> **WORK TO BE COMPLETED**:
Reproduce all of the data exactly, with no line skipped.

> **RECORDS FOR THE EXERCISE**:

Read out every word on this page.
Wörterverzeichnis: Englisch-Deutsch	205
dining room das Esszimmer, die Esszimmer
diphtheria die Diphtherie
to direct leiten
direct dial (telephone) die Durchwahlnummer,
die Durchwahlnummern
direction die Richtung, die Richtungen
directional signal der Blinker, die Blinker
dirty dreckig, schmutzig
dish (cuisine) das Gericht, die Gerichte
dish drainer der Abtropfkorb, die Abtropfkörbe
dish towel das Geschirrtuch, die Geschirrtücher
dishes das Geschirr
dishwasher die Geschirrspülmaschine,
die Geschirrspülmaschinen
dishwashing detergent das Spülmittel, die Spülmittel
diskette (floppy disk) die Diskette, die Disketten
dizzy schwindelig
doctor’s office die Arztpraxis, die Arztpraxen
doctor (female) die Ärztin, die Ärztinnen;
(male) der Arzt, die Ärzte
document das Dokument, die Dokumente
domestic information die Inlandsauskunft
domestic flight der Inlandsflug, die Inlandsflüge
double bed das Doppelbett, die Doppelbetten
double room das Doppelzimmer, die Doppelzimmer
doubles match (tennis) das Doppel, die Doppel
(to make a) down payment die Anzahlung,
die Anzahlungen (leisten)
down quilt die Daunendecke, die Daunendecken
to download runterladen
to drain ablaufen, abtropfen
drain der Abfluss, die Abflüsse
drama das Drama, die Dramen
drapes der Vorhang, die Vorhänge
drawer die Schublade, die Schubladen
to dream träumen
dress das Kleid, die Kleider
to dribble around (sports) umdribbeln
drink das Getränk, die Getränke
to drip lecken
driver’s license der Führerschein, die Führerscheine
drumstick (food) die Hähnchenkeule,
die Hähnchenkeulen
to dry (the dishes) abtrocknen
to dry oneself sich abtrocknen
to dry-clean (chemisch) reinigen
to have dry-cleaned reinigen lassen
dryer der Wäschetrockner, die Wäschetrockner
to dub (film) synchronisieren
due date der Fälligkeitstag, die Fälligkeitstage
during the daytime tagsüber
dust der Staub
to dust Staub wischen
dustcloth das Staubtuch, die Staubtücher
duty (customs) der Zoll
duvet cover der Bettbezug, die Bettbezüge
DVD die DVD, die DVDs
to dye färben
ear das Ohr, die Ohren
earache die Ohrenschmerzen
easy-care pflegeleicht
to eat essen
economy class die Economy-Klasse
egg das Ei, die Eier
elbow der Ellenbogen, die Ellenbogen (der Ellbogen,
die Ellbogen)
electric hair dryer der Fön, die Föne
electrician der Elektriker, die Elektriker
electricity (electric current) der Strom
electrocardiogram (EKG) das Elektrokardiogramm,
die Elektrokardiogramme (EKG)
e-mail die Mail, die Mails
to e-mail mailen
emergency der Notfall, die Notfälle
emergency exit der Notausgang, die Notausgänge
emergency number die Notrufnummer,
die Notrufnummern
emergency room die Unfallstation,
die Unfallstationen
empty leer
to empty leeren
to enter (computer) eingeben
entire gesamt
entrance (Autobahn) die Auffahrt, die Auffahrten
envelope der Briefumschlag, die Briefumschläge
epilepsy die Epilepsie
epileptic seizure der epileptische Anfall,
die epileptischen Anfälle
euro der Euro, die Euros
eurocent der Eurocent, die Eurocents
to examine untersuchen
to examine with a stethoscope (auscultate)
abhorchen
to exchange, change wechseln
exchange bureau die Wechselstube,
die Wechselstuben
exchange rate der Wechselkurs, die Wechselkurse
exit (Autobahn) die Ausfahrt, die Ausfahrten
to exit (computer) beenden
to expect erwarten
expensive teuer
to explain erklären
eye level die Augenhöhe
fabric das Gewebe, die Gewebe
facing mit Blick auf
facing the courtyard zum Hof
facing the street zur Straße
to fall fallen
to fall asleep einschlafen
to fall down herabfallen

> **TASK ANSWER**:
Read out every word on this page.
Wörterverzeichnis: Englisch-Deutsch	205
dining room das Esszimmer, die Esszimmer
diphtheria die Diphtherie
to direct leiten
direct dial (telephone) die Durchwahlnummer,
die Durchwahlnummern
direction die Richtung, die Richtungen
directional signal der Blinker, die Blinker
dirty dreckig, schmutzig
dish (cuisine) das Gericht, die Gerichte
dish drainer der Abtropfkorb, die Abtropfkörbe
dish towel das Geschirrtuch, die Geschirrtücher
dishes das Geschirr
dishwasher die Geschirrspülmaschine,
die Geschirrspülmaschinen
dishwashing detergent das Spülmittel, die Spülmittel
diskette (floppy disk) die Diskette, die Disketten
dizzy schwindelig
doctor’s office die Arztpraxis, die Arztpraxen
doctor (female) die Ärztin, die Ärztinnen;
(male) der Arzt, die Ärzte
document das Dokument, die Dokumente
domestic information die Inlandsauskunft
domestic flight der Inlandsflug, die Inlandsflüge
double bed das Doppelbett, die Doppelbetten
double room das Doppelzimmer, die Doppelzimmer
doubles match (tennis) das Doppel, die Doppel
(to make a) down payment die Anzahlung,
die Anzahlungen (leisten)
down quilt die Daunendecke, die Daunendecken
to download runterladen
to drain ablaufen, abtropfen
drain der Abfluss, die Abflüsse
drama das Drama, die Dramen
drapes der Vorhang, die Vorhänge
drawer die Schublade, die Schubladen
to dream träumen
dress das Kleid, die Kleider
to dribble around (sports) umdribbeln
drink das Getränk, die Getränke
to drip lecken
driver’s license der Führerschein, die Führerscheine
drumstick (food) die Hähnchenkeule,
die Hähnchenkeulen
to dry (the dishes) abtrocknen
to dry oneself sich abtrocknen
to dry-clean (chemisch) reinigen
to have dry-cleaned reinigen lassen
dryer der Wäschetrockner, die Wäschetrockner
to dub (film) synchronisieren
due date der Fälligkeitstag, die Fälligkeitstage
during the daytime tagsüber
dust der Staub
to dust Staub wischen
dustcloth das Staubtuch, die Staubtücher
duty (customs) der Zoll
duvet cover der Bettbezug, die Bettbezüge
DVD die DVD, die DVDs
to dye färben
ear das Ohr, die Ohren
earache die Ohrenschmerzen
easy-care pflegeleicht
to eat essen
economy class die Economy-Klasse
egg das Ei, die Eier
elbow der Ellenbogen, die Ellenbogen (der Ellbogen,
die Ellbogen)
electric hair dryer der Fön, die Föne
electrician der Elektriker, die Elektriker
electricity (electric current) der Strom
electrocardiogram (EKG) das Elektrokardiogramm,
die Elektrokardiogramme (EKG)
e-mail die Mail, die Mails
to e-mail mailen
emergency der Notfall, die Notfälle
emergency exit der Notausgang, die Notausgänge
emergency number die Notrufnummer,
die Notrufnummern
emergency room die Unfallstation,
die Unfallstationen
empty leer
to empty leeren
to enter (computer) eingeben
entire gesamt
entrance (Autobahn) die Auffahrt, die Auffahrten
envelope der Briefumschlag, die Briefumschläge
epilepsy die Epilepsie
epileptic seizure der epileptische Anfall,
die epileptischen Anfälle
euro der Euro, die Euros
eurocent der Eurocent, die Eurocents
to examine untersuchen
to examine with a stethoscope (auscultate)
abhorchen
to exchange, change wechseln
exchange bureau die Wechselstube,
die Wechselstuben
exchange rate der Wechselkurs, die Wechselkurse
exit (Autobahn) die Ausfahrt, die Ausfahrten
to exit (computer) beenden
to expect erwarten
expensive teuer
to explain erklären
eye level die Augenhöhe
fabric das Gewebe, die Gewebe
facing mit Blick auf
facing the courtyard zum Hof
facing the street zur Straße
to fall fallen
to fall asleep einschlafen
to fall down herabfallen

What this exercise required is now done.